▶ Objective:
Write the material out again in full, exactly.

START Records supplied

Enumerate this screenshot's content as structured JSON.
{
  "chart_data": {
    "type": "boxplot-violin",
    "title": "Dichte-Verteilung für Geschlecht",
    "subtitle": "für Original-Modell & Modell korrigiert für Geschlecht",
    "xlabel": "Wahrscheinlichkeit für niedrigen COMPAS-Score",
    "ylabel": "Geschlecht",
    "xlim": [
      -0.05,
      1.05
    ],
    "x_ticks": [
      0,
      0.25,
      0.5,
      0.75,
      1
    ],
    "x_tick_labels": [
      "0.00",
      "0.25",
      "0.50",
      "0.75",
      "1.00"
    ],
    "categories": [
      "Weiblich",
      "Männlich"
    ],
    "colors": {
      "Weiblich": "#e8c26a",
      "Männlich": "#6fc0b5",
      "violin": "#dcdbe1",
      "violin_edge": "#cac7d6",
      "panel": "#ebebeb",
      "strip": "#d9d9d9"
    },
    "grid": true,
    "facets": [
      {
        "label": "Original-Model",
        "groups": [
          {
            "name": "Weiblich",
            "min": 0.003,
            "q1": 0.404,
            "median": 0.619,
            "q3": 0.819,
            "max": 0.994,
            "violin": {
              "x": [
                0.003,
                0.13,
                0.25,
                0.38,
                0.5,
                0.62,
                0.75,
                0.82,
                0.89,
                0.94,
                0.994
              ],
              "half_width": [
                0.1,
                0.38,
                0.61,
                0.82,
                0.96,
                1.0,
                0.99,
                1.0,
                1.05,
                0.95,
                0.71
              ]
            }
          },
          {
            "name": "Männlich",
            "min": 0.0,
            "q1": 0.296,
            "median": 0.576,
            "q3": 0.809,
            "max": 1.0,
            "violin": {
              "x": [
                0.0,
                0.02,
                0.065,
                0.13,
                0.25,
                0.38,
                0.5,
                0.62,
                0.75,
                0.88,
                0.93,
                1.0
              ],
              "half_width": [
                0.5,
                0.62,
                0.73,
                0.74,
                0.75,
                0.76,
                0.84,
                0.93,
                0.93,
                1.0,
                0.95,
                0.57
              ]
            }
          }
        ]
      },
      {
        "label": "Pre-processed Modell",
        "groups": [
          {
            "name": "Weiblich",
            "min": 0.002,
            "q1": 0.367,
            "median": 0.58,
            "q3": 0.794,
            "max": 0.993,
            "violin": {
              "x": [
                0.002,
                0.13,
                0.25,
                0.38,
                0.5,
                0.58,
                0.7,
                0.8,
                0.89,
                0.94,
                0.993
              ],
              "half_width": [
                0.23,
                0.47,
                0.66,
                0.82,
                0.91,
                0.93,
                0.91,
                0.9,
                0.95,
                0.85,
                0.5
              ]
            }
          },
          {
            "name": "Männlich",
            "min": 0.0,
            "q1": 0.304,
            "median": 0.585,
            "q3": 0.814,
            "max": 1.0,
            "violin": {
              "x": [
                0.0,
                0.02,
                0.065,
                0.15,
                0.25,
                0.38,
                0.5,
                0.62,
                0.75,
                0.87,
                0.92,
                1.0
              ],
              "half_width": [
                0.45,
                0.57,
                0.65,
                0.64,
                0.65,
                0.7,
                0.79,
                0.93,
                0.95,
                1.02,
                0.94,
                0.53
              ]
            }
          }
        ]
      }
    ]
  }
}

END Records supplied

▶ Full output:
Enumerate this screenshot's content as structured JSON.
{
  "chart_data": {
    "type": "boxplot-violin",
    "title": "Dichte-Verteilung für Geschlecht",
    "subtitle": "für Original-Modell & Modell korrigiert für Geschlecht",
    "xlabel": "Wahrscheinlichkeit für niedrigen COMPAS-Score",
    "ylabel": "Geschlecht",
    "xlim": [
      -0.05,
      1.05
    ],
    "x_ticks": [
      0,
      0.25,
      0.5,
      0.75,
      1
    ],
    "x_tick_labels": [
      "0.00",
      "0.25",
      "0.50",
      "0.75",
      "1.00"
    ],
    "categories": [
      "Weiblich",
      "Männlich"
    ],
    "colors": {
      "Weiblich": "#e8c26a",
      "Männlich": "#6fc0b5",
      "violin": "#dcdbe1",
      "violin_edge": "#cac7d6",
      "panel": "#ebebeb",
      "strip": "#d9d9d9"
    },
    "grid": true,
    "facets": [
      {
        "label": "Original-Model",
        "groups": [
          {
            "name": "Weiblich",
            "min": 0.003,
            "q1": 0.404,
            "median": 0.619,
            "q3": 0.819,
            "max": 0.994,
            "violin": {
              "x": [
                0.003,
                0.13,
                0.25,
                0.38,
                0.5,
                0.62,
                0.75,
                0.82,
                0.89,
                0.94,
                0.994
              ],
              "half_width": [
                0.1,
                0.38,
                0.61,
                0.82,
                0.96,
                1.0,
                0.99,
                1.0,
                1.05,
                0.95,
                0.71
              ]
            }
          },
          {
            "name": "Männlich",
            "min": 0.0,
            "q1": 0.296,
            "median": 0.576,
            "q3": 0.809,
            "max": 1.0,
            "violin": {
              "x": [
                0.0,
                0.02,
                0.065,
                0.13,
                0.25,
                0.38,
                0.5,
                0.62,
                0.75,
                0.88,
                0.93,
                1.0
              ],
              "half_width": [
                0.5,
                0.62,
                0.73,
                0.74,
                0.75,
                0.76,
                0.84,
                0.93,
                0.93,
                1.0,
                0.95,
                0.57
              ]
            }
          }
        ]
      },
      {
        "label": "Pre-processed Modell",
        "groups": [
          {
            "name": "Weiblich",
            "min": 0.002,
            "q1": 0.367,
            "median": 0.58,
            "q3": 0.794,
            "max": 0.993,
            "violin": {
              "x": [
                0.002,
                0.13,
                0.25,
                0.38,
                0.5,
                0.58,
                0.7,
                0.8,
                0.89,
                0.94,
                0.993
              ],
              "half_width": [
                0.23,
                0.47,
                0.66,
                0.82,
                0.91,
                0.93,
                0.91,
                0.9,
                0.95,
                0.85,
                0.5
              ]
            }
          },
          {
            "name": "Männlich",
            "min": 0.0,
            "q1": 0.304,
            "median": 0.585,
            "q3": 0.814,
            "max": 1.0,
            "violin": {
              "x": [
                0.0,
                0.02,
                0.065,
                0.15,
                0.25,
                0.38,
                0.5,
                0.62,
                0.75,
                0.87,
                0.92,
                1.0
              ],
              "half_width": [
                0.45,
                0.57,
                0.65,
                0.64,
                0.65,
                0.7,
                0.79,
                0.93,
                0.95,
                1.02,
                0.94,
                0.53
              ]
            }
          }
        ]
      }
    ]
  }
}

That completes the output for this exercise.